Examine the records and identify each line that includes the string "Mercado". Copy those lines.

>> Start Given entries

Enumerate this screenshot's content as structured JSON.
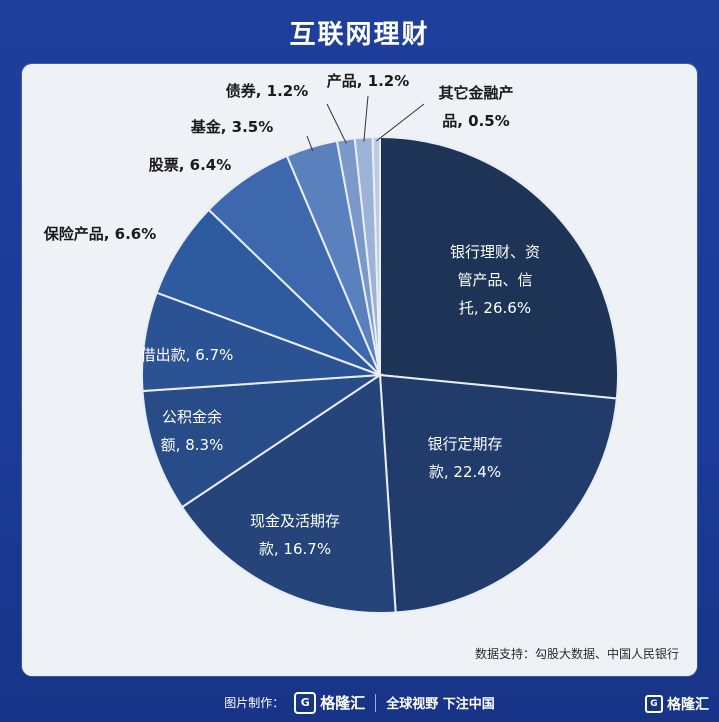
{
  "title": "互联网理财",
  "source": "数据支持：勾股大数据、中国人民银行",
  "footer": {
    "made_by_label": "图片制作：",
    "logo_text": "格隆汇",
    "slogan": "全球视野 下注中国"
  },
  "corner_logo": "格隆汇",
  "chart_data": {
    "type": "pie",
    "title": "",
    "unit": "%",
    "slices": [
      {
        "label": "银行理财、资管产品、信托",
        "value": 26.6,
        "display": "银行理财、资|管产品、信|托, 26.6%",
        "color": "#1d3457"
      },
      {
        "label": "银行定期存款",
        "value": 22.4,
        "display": "银行定期存|款, 22.4%",
        "color": "#213c6a"
      },
      {
        "label": "现金及活期存款",
        "value": 16.7,
        "display": "现金及活期存|款, 16.7%",
        "color": "#24447a"
      },
      {
        "label": "公积金余额",
        "value": 8.3,
        "display": "公积金余|额, 8.3%",
        "color": "#284c88"
      },
      {
        "label": "借出款",
        "value": 6.7,
        "display": "借出款, 6.7%",
        "color": "#2b5293"
      },
      {
        "label": "保险产品",
        "value": 6.6,
        "display": "保险产品, 6.6%",
        "color": "#2e5a9f"
      },
      {
        "label": "股票",
        "value": 6.4,
        "display": "股票, 6.4%",
        "color": "#3e68ad"
      },
      {
        "label": "基金",
        "value": 3.5,
        "display": "基金, 3.5%",
        "color": "#5a80bd"
      },
      {
        "label": "债券",
        "value": 1.2,
        "display": "债券, 1.2%",
        "color": "#7a98c9"
      },
      {
        "label": "产品",
        "value": 1.2,
        "display": "产品, 1.2%",
        "color": "#9cb2d6"
      },
      {
        "label": "其它金融产品",
        "value": 0.5,
        "display": "其它金融产|品, 0.5%",
        "color": "#bccbe3"
      }
    ]
  }
}
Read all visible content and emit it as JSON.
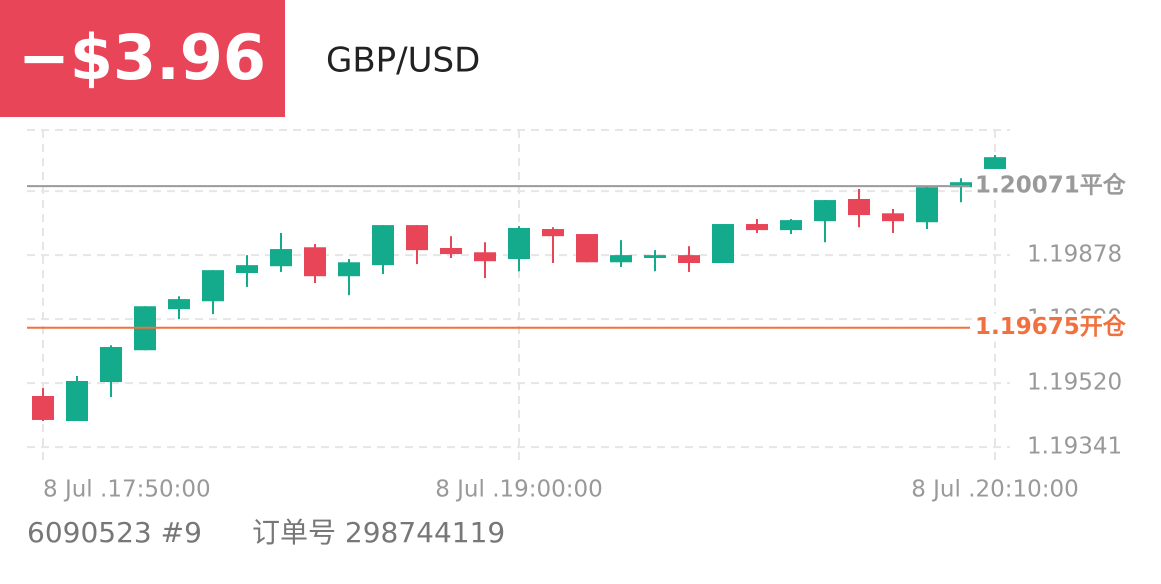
{
  "header": {
    "pnl": "−$3.96",
    "symbol": "GBP/USD"
  },
  "chart_data": {
    "type": "candlestick",
    "categories": [
      "8 Jul .17:50:00",
      null,
      null,
      null,
      null,
      null,
      null,
      null,
      null,
      null,
      null,
      null,
      null,
      null,
      "8 Jul .19:00:00",
      null,
      null,
      null,
      null,
      null,
      null,
      null,
      null,
      null,
      null,
      null,
      null,
      null,
      "8 Jul .20:10:00"
    ],
    "open": [
      1.19484,
      1.19414,
      1.19523,
      1.19612,
      1.19727,
      1.19749,
      1.19828,
      1.19847,
      1.199,
      1.19819,
      1.1985,
      1.19962,
      1.19898,
      1.19886,
      1.19867,
      1.19951,
      1.19937,
      1.19858,
      1.1987,
      1.19878,
      1.19856,
      1.19965,
      1.19948,
      1.19973,
      1.20035,
      1.19995,
      1.1997,
      1.20068,
      1.20119
    ],
    "high": [
      1.19506,
      1.1954,
      1.19626,
      1.19735,
      1.19763,
      1.19836,
      1.19878,
      1.1994,
      1.19909,
      1.19867,
      1.19962,
      1.19962,
      1.19931,
      1.19914,
      1.19959,
      1.19956,
      1.19937,
      1.1992,
      1.19892,
      1.19903,
      1.19965,
      1.19979,
      1.19979,
      1.20032,
      1.20063,
      1.20007,
      1.20071,
      1.20093,
      1.20158
    ],
    "low": [
      1.19414,
      1.19414,
      1.19481,
      1.19612,
      1.19699,
      1.19713,
      1.19789,
      1.19831,
      1.198,
      1.19766,
      1.19825,
      1.19853,
      1.1987,
      1.19814,
      1.19833,
      1.19856,
      1.19858,
      1.19845,
      1.19833,
      1.19831,
      1.19856,
      1.1994,
      1.19937,
      1.19914,
      1.19956,
      1.1994,
      1.19951,
      1.20026,
      1.20119
    ],
    "close": [
      1.19417,
      1.19526,
      1.19621,
      1.19735,
      1.19755,
      1.19836,
      1.1985,
      1.19895,
      1.19819,
      1.19858,
      1.19962,
      1.19892,
      1.19881,
      1.19861,
      1.19954,
      1.19931,
      1.19858,
      1.19878,
      1.19878,
      1.19856,
      1.19965,
      1.19948,
      1.19976,
      1.20032,
      1.1999,
      1.19973,
      1.20068,
      1.20082,
      1.20152
    ],
    "up_color": "#13ab8b",
    "down_color": "#e84559",
    "ylim": [
      1.19305,
      1.20228
    ],
    "yticks": [
      1.19341,
      {
        "value": 1.1952,
        "label": "1.19520"
      },
      1.19699,
      1.19878,
      1.20057
    ],
    "grid": true,
    "lines": [
      {
        "value": 1.20071,
        "label": "1.20071平仓",
        "color": "#9a9a9a"
      },
      {
        "value": 1.19675,
        "label": "1.19675开仓",
        "color": "#f2703e"
      }
    ]
  },
  "footer": {
    "account": "6090523 #9",
    "order": "订单号 298744119"
  }
}
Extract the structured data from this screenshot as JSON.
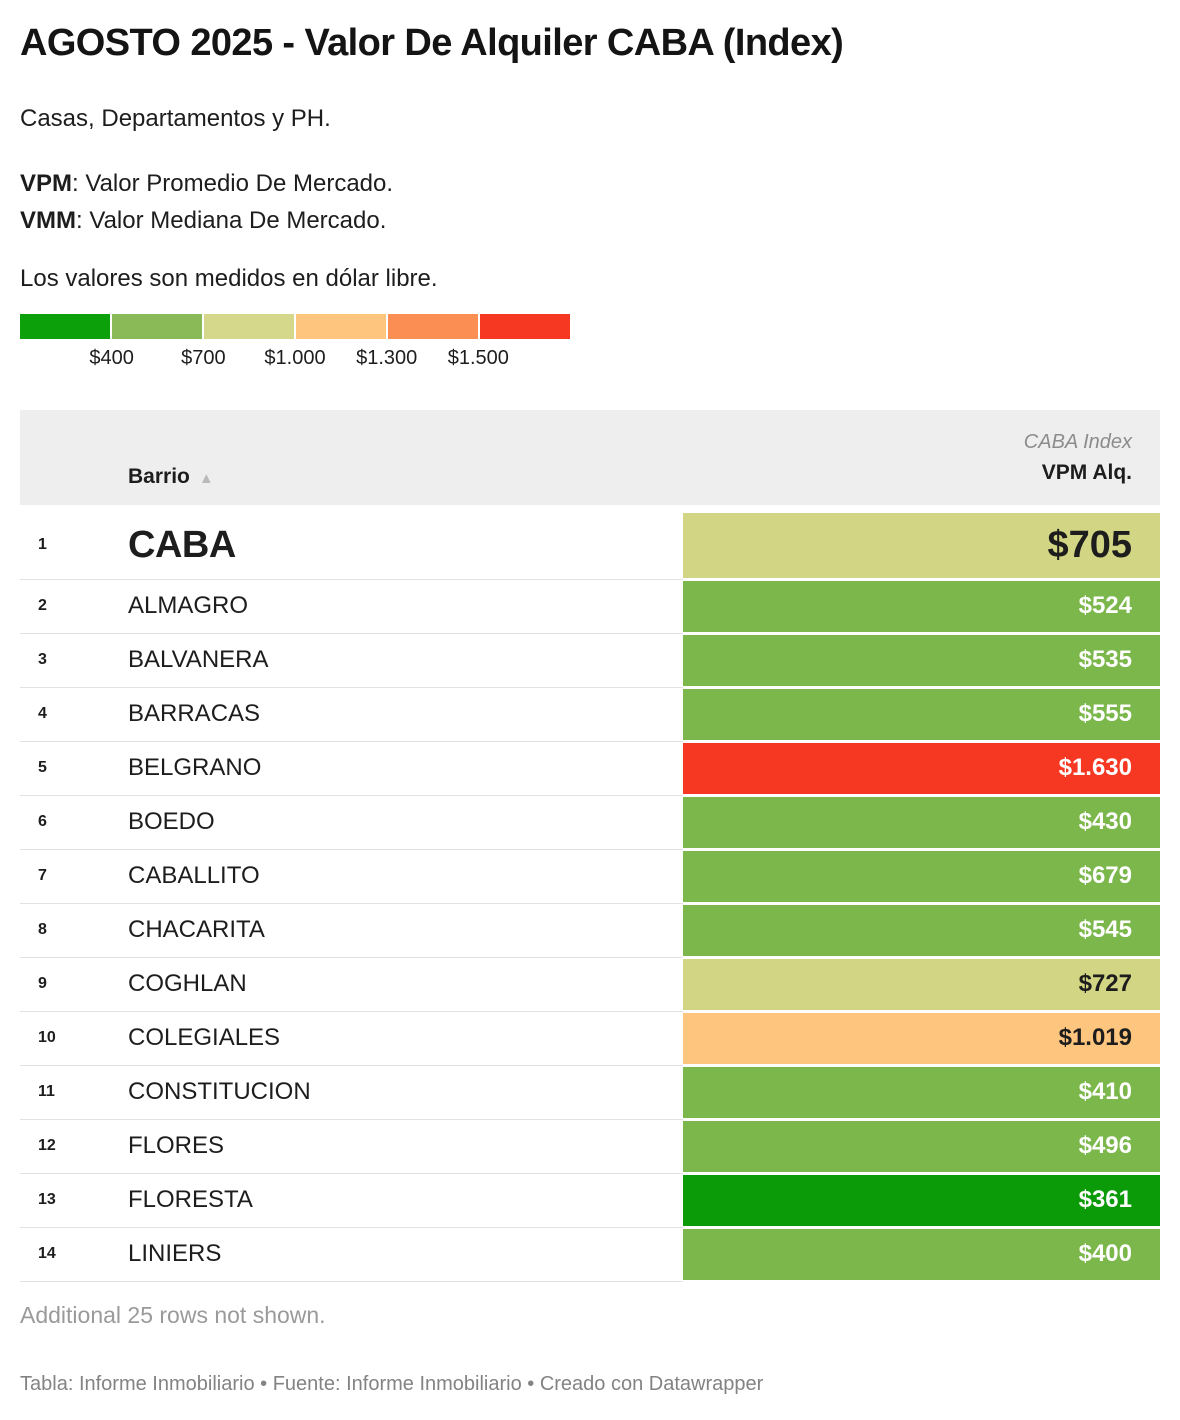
{
  "header": {
    "title": "AGOSTO 2025 - Valor De Alquiler CABA (Index)",
    "subtitle": "Casas, Departamentos y PH.",
    "definitions": [
      {
        "abbr": "VPM",
        "text": ": Valor Promedio De Mercado."
      },
      {
        "abbr": "VMM",
        "text": ": Valor Mediana De Mercado."
      }
    ],
    "note": "Los valores son medidos en dólar libre."
  },
  "legend": {
    "colors": [
      "#0ca00b",
      "#8aba57",
      "#d5d88a",
      "#fec57e",
      "#fb8e52",
      "#f63722"
    ],
    "tick_labels": [
      "$400",
      "$700",
      "$1.000",
      "$1.300",
      "$1.500"
    ]
  },
  "table": {
    "columns": {
      "barrio": "Barrio",
      "sort_icon": "▲",
      "group": "CABA Index",
      "value": "VPM Alq."
    },
    "rows": [
      {
        "rank": "1",
        "barrio": "CABA",
        "value": "$705",
        "bg": "#d2d583",
        "fg": "#1d1d1d",
        "emphasis": true
      },
      {
        "rank": "2",
        "barrio": "ALMAGRO",
        "value": "$524",
        "bg": "#7cb74c",
        "fg": "#ffffff"
      },
      {
        "rank": "3",
        "barrio": "BALVANERA",
        "value": "$535",
        "bg": "#7cb74c",
        "fg": "#ffffff"
      },
      {
        "rank": "4",
        "barrio": "BARRACAS",
        "value": "$555",
        "bg": "#7cb74c",
        "fg": "#ffffff"
      },
      {
        "rank": "5",
        "barrio": "BELGRANO",
        "value": "$1.630",
        "bg": "#f63722",
        "fg": "#ffffff"
      },
      {
        "rank": "6",
        "barrio": "BOEDO",
        "value": "$430",
        "bg": "#7cb74c",
        "fg": "#ffffff"
      },
      {
        "rank": "7",
        "barrio": "CABALLITO",
        "value": "$679",
        "bg": "#7cb74c",
        "fg": "#ffffff"
      },
      {
        "rank": "8",
        "barrio": "CHACARITA",
        "value": "$545",
        "bg": "#7cb74c",
        "fg": "#ffffff"
      },
      {
        "rank": "9",
        "barrio": "COGHLAN",
        "value": "$727",
        "bg": "#d2d583",
        "fg": "#1d1d1d"
      },
      {
        "rank": "10",
        "barrio": "COLEGIALES",
        "value": "$1.019",
        "bg": "#fec57e",
        "fg": "#1d1d1d"
      },
      {
        "rank": "11",
        "barrio": "CONSTITUCION",
        "value": "$410",
        "bg": "#7cb74c",
        "fg": "#ffffff"
      },
      {
        "rank": "12",
        "barrio": "FLORES",
        "value": "$496",
        "bg": "#7cb74c",
        "fg": "#ffffff"
      },
      {
        "rank": "13",
        "barrio": "FLORESTA",
        "value": "$361",
        "bg": "#0b9a08",
        "fg": "#ffffff"
      },
      {
        "rank": "14",
        "barrio": "LINIERS",
        "value": "$400",
        "bg": "#7cb74c",
        "fg": "#ffffff"
      }
    ]
  },
  "pagination": {
    "note": "Additional 25 rows not shown."
  },
  "footer": {
    "parts": [
      {
        "text": "Tabla: ",
        "link": false
      },
      {
        "text": "Informe Inmobiliario",
        "link": true
      },
      {
        "text": " • ",
        "link": false
      },
      {
        "text": "Fuente: ",
        "link": false
      },
      {
        "text": "Informe Inmobiliario",
        "link": true
      },
      {
        "text": " • ",
        "link": false
      },
      {
        "text": "Creado con ",
        "link": false
      },
      {
        "text": "Datawrapper",
        "link": true
      }
    ]
  },
  "chart_data": {
    "type": "table",
    "title": "AGOSTO 2025 - Valor De Alquiler CABA (Index)",
    "subtitle": "Casas, Departamentos y PH.",
    "columns": [
      "Barrio",
      "VPM Alq."
    ],
    "rows": [
      [
        "CABA",
        705
      ],
      [
        "ALMAGRO",
        524
      ],
      [
        "BALVANERA",
        535
      ],
      [
        "BARRACAS",
        555
      ],
      [
        "BELGRANO",
        1630
      ],
      [
        "BOEDO",
        430
      ],
      [
        "CABALLITO",
        679
      ],
      [
        "CHACARITA",
        545
      ],
      [
        "COGHLAN",
        727
      ],
      [
        "COLEGIALES",
        1019
      ],
      [
        "CONSTITUCION",
        410
      ],
      [
        "FLORES",
        496
      ],
      [
        "FLORESTA",
        361
      ],
      [
        "LINIERS",
        400
      ]
    ],
    "hidden_rows": 25,
    "color_scale": {
      "unit": "USD (dólar libre)",
      "ticks": [
        400,
        700,
        1000,
        1300,
        1500
      ],
      "colors": [
        "#0ca00b",
        "#8aba57",
        "#d5d88a",
        "#fec57e",
        "#fb8e52",
        "#f63722"
      ],
      "legend_position": "top-left"
    },
    "sort": {
      "column": "Barrio",
      "direction": "ascending"
    }
  }
}
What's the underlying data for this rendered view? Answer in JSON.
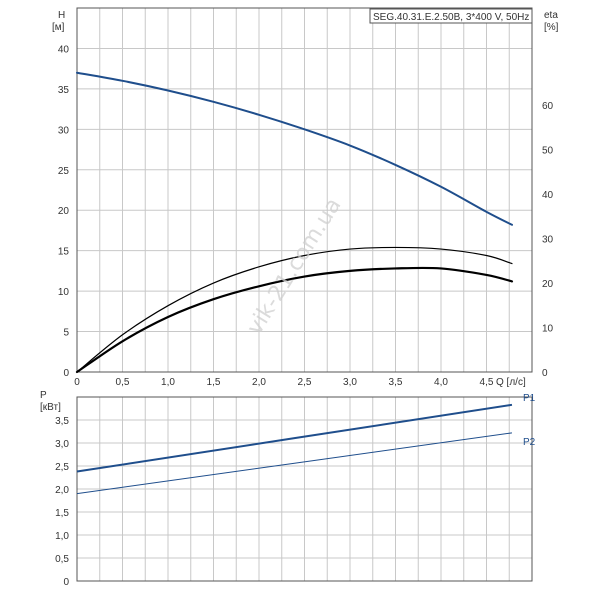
{
  "model_label": "SEG.40.31.E.2.50B, 3*400 V, 50Hz",
  "watermark": "vik-21.com.ua",
  "colors": {
    "blue": "#1f4e8c",
    "black": "#000000",
    "grid": "#c8c8c8"
  },
  "chart_data": [
    {
      "type": "line",
      "x_axis": {
        "label": "Q [л/с]",
        "range": [
          0,
          5.0
        ],
        "ticks": [
          "0",
          "0,5",
          "1,0",
          "1,5",
          "2,0",
          "2,5",
          "3,0",
          "3,5",
          "4,0",
          "4,5"
        ]
      },
      "y_left": {
        "label_line1": "H",
        "label_line2": "[м]",
        "range": [
          0,
          45
        ],
        "ticks": [
          "0",
          "5",
          "10",
          "15",
          "20",
          "25",
          "30",
          "35",
          "40"
        ]
      },
      "y_right": {
        "label_line1": "eta",
        "label_line2": "[%]",
        "range": [
          0,
          81.8
        ],
        "ticks": [
          "0",
          "10",
          "20",
          "30",
          "40",
          "50",
          "60"
        ]
      },
      "grid": true,
      "series": [
        {
          "axis": "left",
          "color": "#1f4e8c",
          "width": 2,
          "x": [
            0,
            0.5,
            1.0,
            1.5,
            2.0,
            2.5,
            3.0,
            3.5,
            4.0,
            4.5,
            4.78
          ],
          "y": [
            37.0,
            36.0,
            34.8,
            33.4,
            31.8,
            30.0,
            28.0,
            25.6,
            22.9,
            19.8,
            18.2
          ]
        },
        {
          "axis": "left",
          "color": "#000000",
          "width": 1.2,
          "x": [
            0,
            0.5,
            1.0,
            1.5,
            2.0,
            2.5,
            3.0,
            3.5,
            4.0,
            4.5,
            4.78
          ],
          "y": [
            0,
            4.6,
            8.2,
            11.0,
            13.0,
            14.4,
            15.2,
            15.4,
            15.2,
            14.4,
            13.4
          ]
        },
        {
          "axis": "left",
          "color": "#000000",
          "width": 2.2,
          "x": [
            0,
            0.5,
            1.0,
            1.5,
            2.0,
            2.5,
            3.0,
            3.5,
            4.0,
            4.5,
            4.78
          ],
          "y": [
            0,
            3.8,
            6.8,
            9.0,
            10.6,
            11.8,
            12.5,
            12.8,
            12.8,
            12.0,
            11.2
          ]
        }
      ]
    },
    {
      "type": "line",
      "x_axis": {
        "range": [
          0,
          5.0
        ]
      },
      "y_left": {
        "label_line1": "P",
        "label_line2": "[кВт]",
        "range": [
          0,
          4.0
        ],
        "ticks": [
          "0",
          "0,5",
          "1,0",
          "1,5",
          "2,0",
          "2,5",
          "3,0",
          "3,5"
        ]
      },
      "grid": true,
      "series": [
        {
          "name": "P1",
          "color": "#1f4e8c",
          "width": 2,
          "x": [
            0,
            4.78
          ],
          "y": [
            2.38,
            3.83
          ]
        },
        {
          "name": "P2",
          "color": "#1f4e8c",
          "width": 1,
          "x": [
            0,
            4.78
          ],
          "y": [
            1.9,
            3.22
          ]
        }
      ]
    }
  ]
}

>> End Given entries

Written response
        "text": ": Valor Promedio De Mercado."
        "text": ": Valor Mediana De Mercado."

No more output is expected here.